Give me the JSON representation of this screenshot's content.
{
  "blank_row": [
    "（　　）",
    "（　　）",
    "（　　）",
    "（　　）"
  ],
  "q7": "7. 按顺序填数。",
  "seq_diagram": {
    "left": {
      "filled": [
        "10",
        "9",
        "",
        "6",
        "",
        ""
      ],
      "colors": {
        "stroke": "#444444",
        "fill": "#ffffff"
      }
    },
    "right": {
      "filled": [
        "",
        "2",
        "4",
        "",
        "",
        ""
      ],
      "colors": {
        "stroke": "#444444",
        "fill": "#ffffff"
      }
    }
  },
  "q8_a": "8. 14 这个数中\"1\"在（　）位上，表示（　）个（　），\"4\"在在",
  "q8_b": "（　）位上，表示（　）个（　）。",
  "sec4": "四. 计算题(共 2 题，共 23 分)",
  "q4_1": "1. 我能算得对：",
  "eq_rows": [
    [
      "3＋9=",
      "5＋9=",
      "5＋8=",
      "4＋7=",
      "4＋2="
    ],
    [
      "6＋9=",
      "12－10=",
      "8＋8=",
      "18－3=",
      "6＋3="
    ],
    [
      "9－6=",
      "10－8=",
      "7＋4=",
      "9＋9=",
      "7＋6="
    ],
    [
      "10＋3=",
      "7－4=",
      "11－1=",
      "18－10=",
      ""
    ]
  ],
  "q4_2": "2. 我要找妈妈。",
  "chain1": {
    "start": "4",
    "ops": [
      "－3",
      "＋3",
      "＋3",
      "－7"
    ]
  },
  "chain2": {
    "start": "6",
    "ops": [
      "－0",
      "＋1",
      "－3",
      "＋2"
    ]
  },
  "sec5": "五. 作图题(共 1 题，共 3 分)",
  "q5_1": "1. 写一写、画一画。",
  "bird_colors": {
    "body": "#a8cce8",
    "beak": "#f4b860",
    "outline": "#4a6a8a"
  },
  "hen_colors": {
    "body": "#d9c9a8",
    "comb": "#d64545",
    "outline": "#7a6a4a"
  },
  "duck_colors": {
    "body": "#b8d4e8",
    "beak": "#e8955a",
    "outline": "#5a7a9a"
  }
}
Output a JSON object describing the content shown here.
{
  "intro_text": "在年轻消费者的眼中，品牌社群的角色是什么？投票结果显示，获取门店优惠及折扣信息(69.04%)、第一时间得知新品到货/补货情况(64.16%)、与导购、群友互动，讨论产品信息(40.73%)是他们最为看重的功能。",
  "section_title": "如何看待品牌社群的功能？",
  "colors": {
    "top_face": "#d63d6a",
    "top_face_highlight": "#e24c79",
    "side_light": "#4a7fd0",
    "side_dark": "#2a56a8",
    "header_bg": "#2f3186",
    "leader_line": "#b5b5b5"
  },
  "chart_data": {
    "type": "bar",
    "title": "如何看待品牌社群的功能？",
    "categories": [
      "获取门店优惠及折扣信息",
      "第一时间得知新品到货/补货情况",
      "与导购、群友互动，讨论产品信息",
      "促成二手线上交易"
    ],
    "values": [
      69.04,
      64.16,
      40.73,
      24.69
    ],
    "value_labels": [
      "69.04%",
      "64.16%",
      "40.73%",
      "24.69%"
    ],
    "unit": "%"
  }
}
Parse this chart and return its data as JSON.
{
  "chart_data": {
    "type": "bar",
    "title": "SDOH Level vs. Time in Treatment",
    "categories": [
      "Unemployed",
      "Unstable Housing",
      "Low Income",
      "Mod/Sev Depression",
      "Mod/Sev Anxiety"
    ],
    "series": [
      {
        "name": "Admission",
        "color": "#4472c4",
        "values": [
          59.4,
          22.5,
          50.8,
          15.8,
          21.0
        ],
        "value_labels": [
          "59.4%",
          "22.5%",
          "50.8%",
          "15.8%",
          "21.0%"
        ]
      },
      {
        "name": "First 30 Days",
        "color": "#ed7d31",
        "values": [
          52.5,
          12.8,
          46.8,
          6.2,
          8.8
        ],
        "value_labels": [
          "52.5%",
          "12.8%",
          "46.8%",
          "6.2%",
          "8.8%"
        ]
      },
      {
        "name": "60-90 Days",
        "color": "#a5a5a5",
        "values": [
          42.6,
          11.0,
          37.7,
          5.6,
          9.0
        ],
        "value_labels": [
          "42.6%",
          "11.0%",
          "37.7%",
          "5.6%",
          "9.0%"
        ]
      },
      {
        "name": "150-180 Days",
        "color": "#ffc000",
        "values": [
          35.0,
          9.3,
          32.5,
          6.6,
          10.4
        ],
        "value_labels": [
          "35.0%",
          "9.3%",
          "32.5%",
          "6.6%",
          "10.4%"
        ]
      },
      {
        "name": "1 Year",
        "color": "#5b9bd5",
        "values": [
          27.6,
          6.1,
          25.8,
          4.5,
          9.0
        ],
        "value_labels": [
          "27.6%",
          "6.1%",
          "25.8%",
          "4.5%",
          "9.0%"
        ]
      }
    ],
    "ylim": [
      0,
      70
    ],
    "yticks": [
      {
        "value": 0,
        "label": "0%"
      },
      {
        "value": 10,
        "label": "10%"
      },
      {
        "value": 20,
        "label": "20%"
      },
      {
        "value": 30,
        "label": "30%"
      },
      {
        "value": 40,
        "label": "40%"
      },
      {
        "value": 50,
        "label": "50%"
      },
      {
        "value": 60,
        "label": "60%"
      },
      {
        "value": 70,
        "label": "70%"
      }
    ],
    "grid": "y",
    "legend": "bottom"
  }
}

• Requirement: Every record above should be copied exactly.

• Output for this task:
Give me the JSON representation of this screenshot's content.
{
  "blank_row": [
    "（　　）",
    "（　　）",
    "（　　）",
    "（　　）"
  ],
  "q7": "7. 按顺序填数。",
  "seq_diagram": {
    "left": {
      "filled": [
        "10",
        "9",
        "",
        "6",
        "",
        ""
      ],
      "colors": {
        "stroke": "#444444",
        "fill": "#ffffff"
      }
    },
    "right": {
      "filled": [
        "",
        "2",
        "4",
        "",
        "",
        ""
      ],
      "colors": {
        "stroke": "#444444",
        "fill": "#ffffff"
      }
    }
  },
  "q8_a": "8. 14 这个数中\"1\"在（　）位上，表示（　）个（　），\"4\"在在",
  "q8_b": "（　）位上，表示（　）个（　）。",
  "sec4": "四. 计算题(共 2 题，共 23 分)",
  "q4_1": "1. 我能算得对：",
  "eq_rows": [
    [
      "3＋9=",
      "5＋9=",
      "5＋8=",
      "4＋7=",
      "4＋2="
    ],
    [
      "6＋9=",
      "12－10=",
      "8＋8=",
      "18－3=",
      "6＋3="
    ],
    [
      "9－6=",
      "10－8=",
      "7＋4=",
      "9＋9=",
      "7＋6="
    ],
    [
      "10＋3=",
      "7－4=",
      "11－1=",
      "18－10=",
      ""
    ]
  ],
  "q4_2": "2. 我要找妈妈。",
  "chain1": {
    "start": "4",
    "ops": [
      "－3",
      "＋3",
      "＋3",
      "－7"
    ]
  },
  "chain2": {
    "start": "6",
    "ops": [
      "－0",
      "＋1",
      "－3",
      "＋2"
    ]
  },
  "sec5": "五. 作图题(共 1 题，共 3 分)",
  "q5_1": "1. 写一写、画一画。",
  "bird_colors": {
    "body": "#a8cce8",
    "beak": "#f4b860",
    "outline": "#4a6a8a"
  },
  "hen_colors": {
    "body": "#d9c9a8",
    "comb": "#d64545",
    "outline": "#7a6a4a"
  },
  "duck_colors": {
    "body": "#b8d4e8",
    "beak": "#e8955a",
    "outline": "#5a7a9a"
  }
}
Output a JSON object describing the content shown here.
{
  "intro_text": "在年轻消费者的眼中，品牌社群的角色是什么？投票结果显示，获取门店优惠及折扣信息(69.04%)、第一时间得知新品到货/补货情况(64.16%)、与导购、群友互动，讨论产品信息(40.73%)是他们最为看重的功能。",
  "section_title": "如何看待品牌社群的功能？",
  "colors": {
    "top_face": "#d63d6a",
    "top_face_highlight": "#e24c79",
    "side_light": "#4a7fd0",
    "side_dark": "#2a56a8",
    "header_bg": "#2f3186",
    "leader_line": "#b5b5b5"
  },
  "chart_data": {
    "type": "bar",
    "title": "如何看待品牌社群的功能？",
    "categories": [
      "获取门店优惠及折扣信息",
      "第一时间得知新品到货/补货情况",
      "与导购、群友互动，讨论产品信息",
      "促成二手线上交易"
    ],
    "values": [
      69.04,
      64.16,
      40.73,
      24.69
    ],
    "value_labels": [
      "69.04%",
      "64.16%",
      "40.73%",
      "24.69%"
    ],
    "unit": "%"
  }
}
Parse this chart and return its data as JSON.
{
  "chart_data": {
    "type": "bar",
    "title": "SDOH Level vs. Time in Treatment",
    "categories": [
      "Unemployed",
      "Unstable Housing",
      "Low Income",
      "Mod/Sev Depression",
      "Mod/Sev Anxiety"
    ],
    "series": [
      {
        "name": "Admission",
        "color": "#4472c4",
        "values": [
          59.4,
          22.5,
          50.8,
          15.8,
          21.0
        ],
        "value_labels": [
          "59.4%",
          "22.5%",
          "50.8%",
          "15.8%",
          "21.0%"
        ]
      },
      {
        "name": "First 30 Days",
        "color": "#ed7d31",
        "values": [
          52.5,
          12.8,
          46.8,
          6.2,
          8.8
        ],
        "value_labels": [
          "52.5%",
          "12.8%",
          "46.8%",
          "6.2%",
          "8.8%"
        ]
      },
      {
        "name": "60-90 Days",
        "color": "#a5a5a5",
        "values": [
          42.6,
          11.0,
          37.7,
          5.6,
          9.0
        ],
        "value_labels": [
          "42.6%",
          "11.0%",
          "37.7%",
          "5.6%",
          "9.0%"
        ]
      },
      {
        "name": "150-180 Days",
        "color": "#ffc000",
        "values": [
          35.0,
          9.3,
          32.5,
          6.6,
          10.4
        ],
        "value_labels": [
          "35.0%",
          "9.3%",
          "32.5%",
          "6.6%",
          "10.4%"
        ]
      },
      {
        "name": "1 Year",
        "color": "#5b9bd5",
        "values": [
          27.6,
          6.1,
          25.8,
          4.5,
          9.0
        ],
        "value_labels": [
          "27.6%",
          "6.1%",
          "25.8%",
          "4.5%",
          "9.0%"
        ]
      }
    ],
    "ylim": [
      0,
      70
    ],
    "yticks": [
      {
        "value": 0,
        "label": "0%"
      },
      {
        "value": 10,
        "label": "10%"
      },
      {
        "value": 20,
        "label": "20%"
      },
      {
        "value": 30,
        "label": "30%"
      },
      {
        "value": 40,
        "label": "40%"
      },
      {
        "value": 50,
        "label": "50%"
      },
      {
        "value": 60,
        "label": "60%"
      },
      {
        "value": 70,
        "label": "70%"
      }
    ],
    "grid": "y",
    "legend": "bottom"
  }
}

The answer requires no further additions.